### Task instructions
Omit every picture and write out the rest of the records exactly.

#####

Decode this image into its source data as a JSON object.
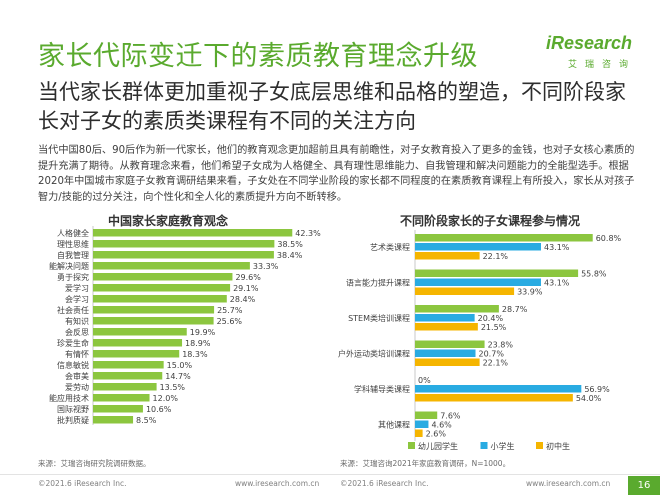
{
  "header": {
    "title": "家长代际变迁下的素质教育理念升级",
    "logo_text": "iResearch",
    "logo_sub": "艾瑞咨询"
  },
  "subtitle": "当代家长群体更加重视子女底层思维和品格的塑造，不同阶段家长对子女的素质类课程有不同的关注方向",
  "intro": "当代中国80后、90后作为新一代家长，他们的教育观念更加超前且具有前瞻性，对子女教育投入了更多的金钱，也对子女核心素质的提升充满了期待。从教育理念来看，他们希望子女成为人格健全、具有理性思维能力、自我管理和解决问题能力的全能型选手。根据2020年中国城市家庭子女教育调研结果来看，子女处在不同学业阶段的家长都不同程度的在素质教育课程上有所投入，家长从对孩子智力/技能的过分关注，向个性化和全人化的素质提升方向不断转移。",
  "left_chart": {
    "source": "来源：艾瑞咨询研究院调研数据。"
  },
  "right_chart": {
    "source": "来源：艾瑞咨询2021年家庭教育调研，N=1000。"
  },
  "footer": {
    "left_copyright": "©2021.6 iResearch Inc.",
    "left_url": "www.iresearch.com.cn",
    "right_copyright": "©2021.6 iResearch Inc.",
    "right_url": "www.iresearch.com.cn",
    "page_number": "16"
  },
  "colors": {
    "brand_green": "#5aaa2e",
    "bar_green": "#8cc63f",
    "bar_blue": "#29abe2",
    "bar_yellow": "#f5b500"
  },
  "chart_data": [
    {
      "type": "bar",
      "orientation": "horizontal",
      "title": "中国家长家庭教育观念",
      "categories": [
        "人格健全",
        "理性思维",
        "自我管理",
        "能解决问题",
        "勇于探究",
        "爱学习",
        "会学习",
        "社会责任",
        "有知识",
        "会反思",
        "珍爱生命",
        "有情怀",
        "信息敏锐",
        "会审美",
        "爱劳动",
        "能应用技术",
        "国际视野",
        "批判质疑"
      ],
      "values": [
        42.3,
        38.5,
        38.4,
        33.3,
        29.6,
        29.1,
        28.4,
        25.7,
        25.6,
        19.9,
        18.9,
        18.3,
        15.0,
        14.7,
        13.5,
        12.0,
        10.6,
        8.5
      ],
      "value_labels": [
        "42.3%",
        "38.5%",
        "38.4%",
        "33.3%",
        "29.6%",
        "29.1%",
        "28.4%",
        "25.7%",
        "25.6%",
        "19.9%",
        "18.9%",
        "18.3%",
        "15.0%",
        "14.7%",
        "13.5%",
        "12.0%",
        "10.6%",
        "8.5%"
      ],
      "xlim": [
        0,
        45
      ]
    },
    {
      "type": "bar",
      "orientation": "horizontal",
      "title": "不同阶段家长的子女课程参与情况",
      "categories": [
        "艺术类课程",
        "语言能力提升课程",
        "STEM类培训课程",
        "户外运动类培训课程",
        "学科辅导类课程",
        "其他课程"
      ],
      "series": [
        {
          "name": "幼儿园学生",
          "color": "#8cc63f",
          "values": [
            60.8,
            55.8,
            28.7,
            23.8,
            0.0,
            7.6
          ],
          "labels": [
            "60.8%",
            "55.8%",
            "28.7%",
            "23.8%",
            "0%",
            "7.6%"
          ]
        },
        {
          "name": "小学生",
          "color": "#29abe2",
          "values": [
            43.1,
            43.1,
            20.4,
            20.7,
            56.9,
            4.6
          ],
          "labels": [
            "43.1%",
            "43.1%",
            "20.4%",
            "20.7%",
            "56.9%",
            "4.6%"
          ]
        },
        {
          "name": "初中生",
          "color": "#f5b500",
          "values": [
            22.1,
            33.9,
            21.5,
            22.1,
            54.0,
            2.6
          ],
          "labels": [
            "22.1%",
            "33.9%",
            "21.5%",
            "22.1%",
            "54.0%",
            "2.6%"
          ]
        }
      ],
      "xlim": [
        0,
        65
      ],
      "legend": "bottom"
    }
  ]
}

#####

### Right answer
Decode this image into its source data as a JSON object.
{
  "header": {
    "title": "家长代际变迁下的素质教育理念升级",
    "logo_text": "iResearch",
    "logo_sub": "艾瑞咨询"
  },
  "subtitle": "当代家长群体更加重视子女底层思维和品格的塑造，不同阶段家长对子女的素质类课程有不同的关注方向",
  "intro": "当代中国80后、90后作为新一代家长，他们的教育观念更加超前且具有前瞻性，对子女教育投入了更多的金钱，也对子女核心素质的提升充满了期待。从教育理念来看，他们希望子女成为人格健全、具有理性思维能力、自我管理和解决问题能力的全能型选手。根据2020年中国城市家庭子女教育调研结果来看，子女处在不同学业阶段的家长都不同程度的在素质教育课程上有所投入，家长从对孩子智力/技能的过分关注，向个性化和全人化的素质提升方向不断转移。",
  "left_chart": {
    "source": "来源：艾瑞咨询研究院调研数据。"
  },
  "right_chart": {
    "source": "来源：艾瑞咨询2021年家庭教育调研，N=1000。"
  },
  "footer": {
    "left_copyright": "©2021.6 iResearch Inc.",
    "left_url": "www.iresearch.com.cn",
    "right_copyright": "©2021.6 iResearch Inc.",
    "right_url": "www.iresearch.com.cn",
    "page_number": "16"
  },
  "colors": {
    "brand_green": "#5aaa2e",
    "bar_green": "#8cc63f",
    "bar_blue": "#29abe2",
    "bar_yellow": "#f5b500"
  },
  "chart_data": [
    {
      "type": "bar",
      "orientation": "horizontal",
      "title": "中国家长家庭教育观念",
      "categories": [
        "人格健全",
        "理性思维",
        "自我管理",
        "能解决问题",
        "勇于探究",
        "爱学习",
        "会学习",
        "社会责任",
        "有知识",
        "会反思",
        "珍爱生命",
        "有情怀",
        "信息敏锐",
        "会审美",
        "爱劳动",
        "能应用技术",
        "国际视野",
        "批判质疑"
      ],
      "values": [
        42.3,
        38.5,
        38.4,
        33.3,
        29.6,
        29.1,
        28.4,
        25.7,
        25.6,
        19.9,
        18.9,
        18.3,
        15.0,
        14.7,
        13.5,
        12.0,
        10.6,
        8.5
      ],
      "value_labels": [
        "42.3%",
        "38.5%",
        "38.4%",
        "33.3%",
        "29.6%",
        "29.1%",
        "28.4%",
        "25.7%",
        "25.6%",
        "19.9%",
        "18.9%",
        "18.3%",
        "15.0%",
        "14.7%",
        "13.5%",
        "12.0%",
        "10.6%",
        "8.5%"
      ],
      "xlim": [
        0,
        45
      ]
    },
    {
      "type": "bar",
      "orientation": "horizontal",
      "title": "不同阶段家长的子女课程参与情况",
      "categories": [
        "艺术类课程",
        "语言能力提升课程",
        "STEM类培训课程",
        "户外运动类培训课程",
        "学科辅导类课程",
        "其他课程"
      ],
      "series": [
        {
          "name": "幼儿园学生",
          "color": "#8cc63f",
          "values": [
            60.8,
            55.8,
            28.7,
            23.8,
            0.0,
            7.6
          ],
          "labels": [
            "60.8%",
            "55.8%",
            "28.7%",
            "23.8%",
            "0%",
            "7.6%"
          ]
        },
        {
          "name": "小学生",
          "color": "#29abe2",
          "values": [
            43.1,
            43.1,
            20.4,
            20.7,
            56.9,
            4.6
          ],
          "labels": [
            "43.1%",
            "43.1%",
            "20.4%",
            "20.7%",
            "56.9%",
            "4.6%"
          ]
        },
        {
          "name": "初中生",
          "color": "#f5b500",
          "values": [
            22.1,
            33.9,
            21.5,
            22.1,
            54.0,
            2.6
          ],
          "labels": [
            "22.1%",
            "33.9%",
            "21.5%",
            "22.1%",
            "54.0%",
            "2.6%"
          ]
        }
      ],
      "xlim": [
        0,
        65
      ],
      "legend": "bottom"
    }
  ]
}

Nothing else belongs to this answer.